Data shown:

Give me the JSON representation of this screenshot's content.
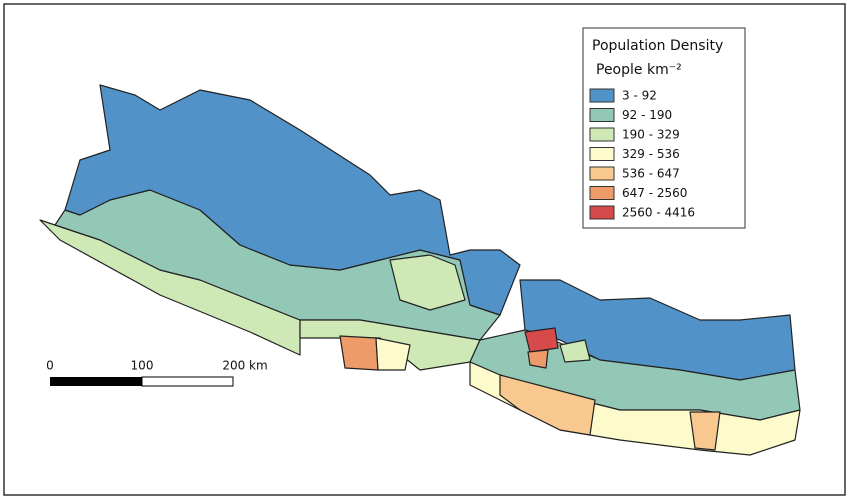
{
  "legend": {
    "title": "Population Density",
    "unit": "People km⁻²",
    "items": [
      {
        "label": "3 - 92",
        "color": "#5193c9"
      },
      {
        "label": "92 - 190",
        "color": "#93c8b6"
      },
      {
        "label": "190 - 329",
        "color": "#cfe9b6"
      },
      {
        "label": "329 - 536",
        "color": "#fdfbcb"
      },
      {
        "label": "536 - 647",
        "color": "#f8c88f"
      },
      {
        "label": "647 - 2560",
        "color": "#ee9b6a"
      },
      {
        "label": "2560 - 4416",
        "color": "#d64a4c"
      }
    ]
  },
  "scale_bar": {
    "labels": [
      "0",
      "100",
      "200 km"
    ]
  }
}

What to work on:
Return the lines of the records that include the string "color".

Written answer:
        "color": "#5193c9"
        "color": "#93c8b6"
        "color": "#cfe9b6"
        "color": "#fdfbcb"
        "color": "#f8c88f"
        "color": "#ee9b6a"
        "color": "#d64a4c"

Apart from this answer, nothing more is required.